**MATERIAL FOR THE TASK:**
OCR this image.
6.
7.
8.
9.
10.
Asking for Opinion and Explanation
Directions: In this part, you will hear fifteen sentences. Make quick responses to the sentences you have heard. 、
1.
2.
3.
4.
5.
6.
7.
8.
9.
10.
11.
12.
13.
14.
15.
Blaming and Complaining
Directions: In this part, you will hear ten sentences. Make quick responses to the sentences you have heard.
--
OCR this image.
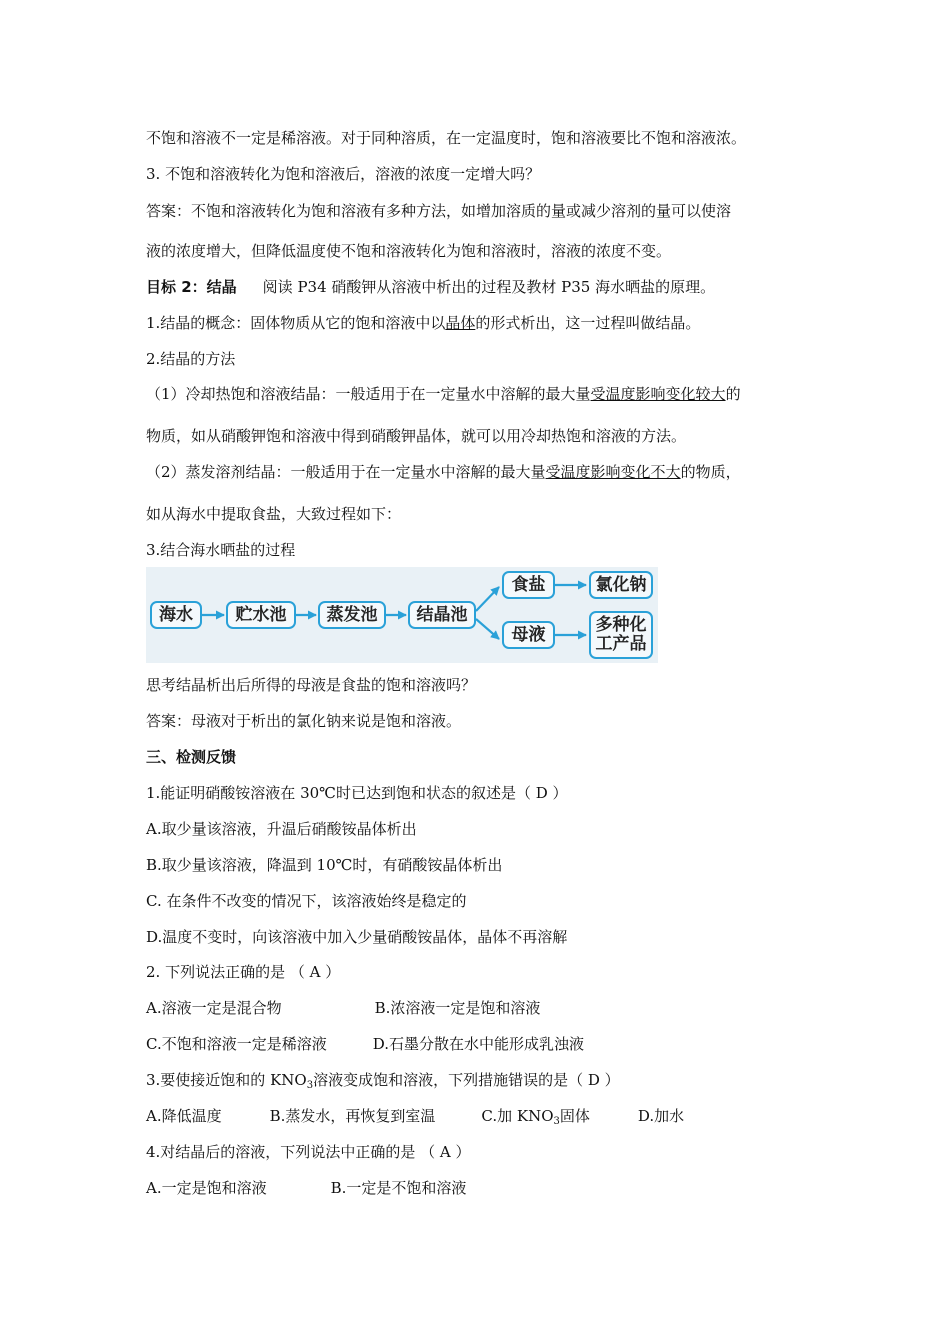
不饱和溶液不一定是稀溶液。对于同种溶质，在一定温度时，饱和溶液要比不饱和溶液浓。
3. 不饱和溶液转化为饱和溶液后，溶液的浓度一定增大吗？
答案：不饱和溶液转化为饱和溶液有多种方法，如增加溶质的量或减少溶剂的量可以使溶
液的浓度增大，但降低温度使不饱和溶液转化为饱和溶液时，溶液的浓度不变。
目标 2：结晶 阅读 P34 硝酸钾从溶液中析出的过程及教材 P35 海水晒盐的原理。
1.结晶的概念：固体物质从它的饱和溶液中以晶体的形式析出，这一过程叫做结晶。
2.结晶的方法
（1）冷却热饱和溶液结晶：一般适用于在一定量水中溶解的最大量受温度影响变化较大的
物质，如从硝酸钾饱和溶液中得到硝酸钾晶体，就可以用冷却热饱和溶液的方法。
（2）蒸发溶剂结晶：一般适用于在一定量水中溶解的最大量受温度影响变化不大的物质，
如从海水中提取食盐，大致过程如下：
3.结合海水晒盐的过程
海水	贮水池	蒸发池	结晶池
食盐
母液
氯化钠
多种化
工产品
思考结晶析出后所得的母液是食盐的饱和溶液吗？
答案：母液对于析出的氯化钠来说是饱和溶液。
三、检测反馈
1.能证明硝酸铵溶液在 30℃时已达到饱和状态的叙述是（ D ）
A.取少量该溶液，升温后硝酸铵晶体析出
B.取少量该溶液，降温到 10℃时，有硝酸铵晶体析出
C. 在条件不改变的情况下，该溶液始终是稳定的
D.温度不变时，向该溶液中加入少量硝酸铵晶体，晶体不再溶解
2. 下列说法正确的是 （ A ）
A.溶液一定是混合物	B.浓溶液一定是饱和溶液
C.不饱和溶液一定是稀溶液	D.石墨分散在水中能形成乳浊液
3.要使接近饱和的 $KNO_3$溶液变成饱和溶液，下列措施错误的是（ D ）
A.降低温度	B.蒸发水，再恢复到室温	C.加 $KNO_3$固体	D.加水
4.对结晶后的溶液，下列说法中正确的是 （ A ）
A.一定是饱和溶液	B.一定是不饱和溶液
--
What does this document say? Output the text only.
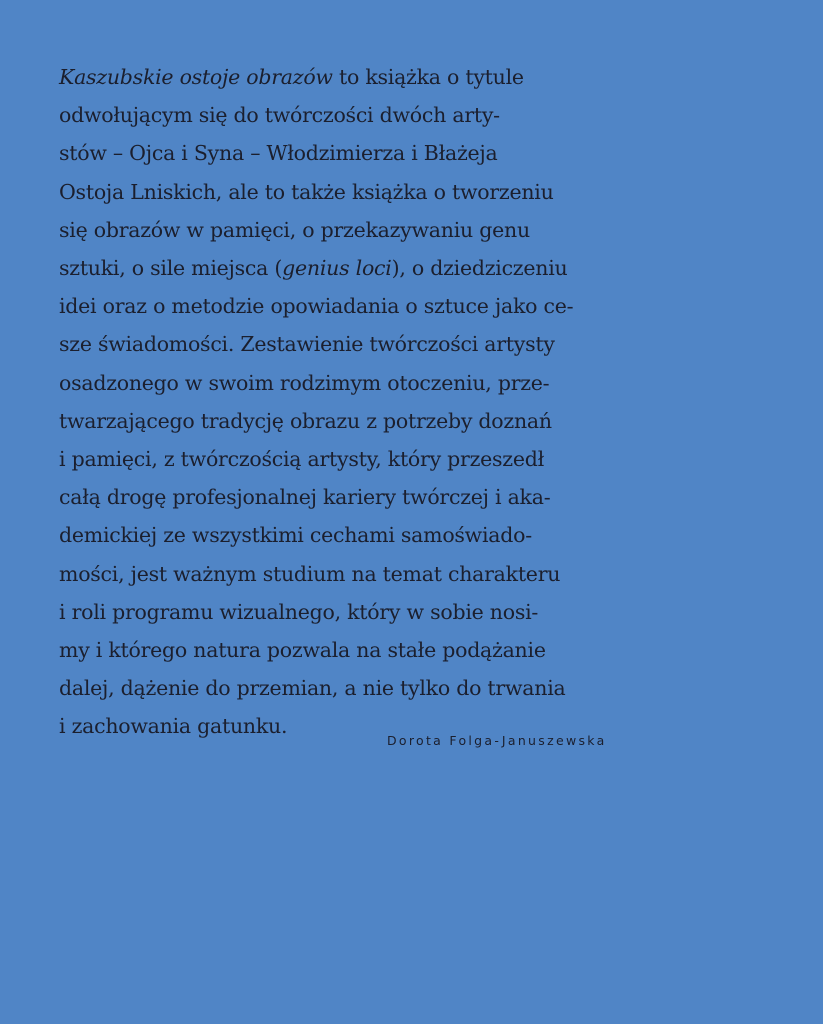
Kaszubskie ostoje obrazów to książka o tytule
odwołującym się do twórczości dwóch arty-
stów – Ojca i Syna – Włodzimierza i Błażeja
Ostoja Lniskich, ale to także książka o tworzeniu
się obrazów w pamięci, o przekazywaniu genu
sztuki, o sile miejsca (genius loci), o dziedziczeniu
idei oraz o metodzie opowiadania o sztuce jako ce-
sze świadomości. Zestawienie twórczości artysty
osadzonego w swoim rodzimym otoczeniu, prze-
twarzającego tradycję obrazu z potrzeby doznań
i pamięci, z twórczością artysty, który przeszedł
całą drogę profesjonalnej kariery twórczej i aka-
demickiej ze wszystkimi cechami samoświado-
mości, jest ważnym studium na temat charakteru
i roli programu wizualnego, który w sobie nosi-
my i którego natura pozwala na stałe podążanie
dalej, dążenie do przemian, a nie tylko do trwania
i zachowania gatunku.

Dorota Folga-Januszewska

**GIVEN EXERCISE:**
Return all lines containing the word "heard".

**EXPECTED ANSWER:**
Directions: In this part, you will hear fifteen sentences. Make quick responses to the sentences you have heard. 、
Directions: In this part, you will hear ten sentences. Make quick responses to the sentences you have heard.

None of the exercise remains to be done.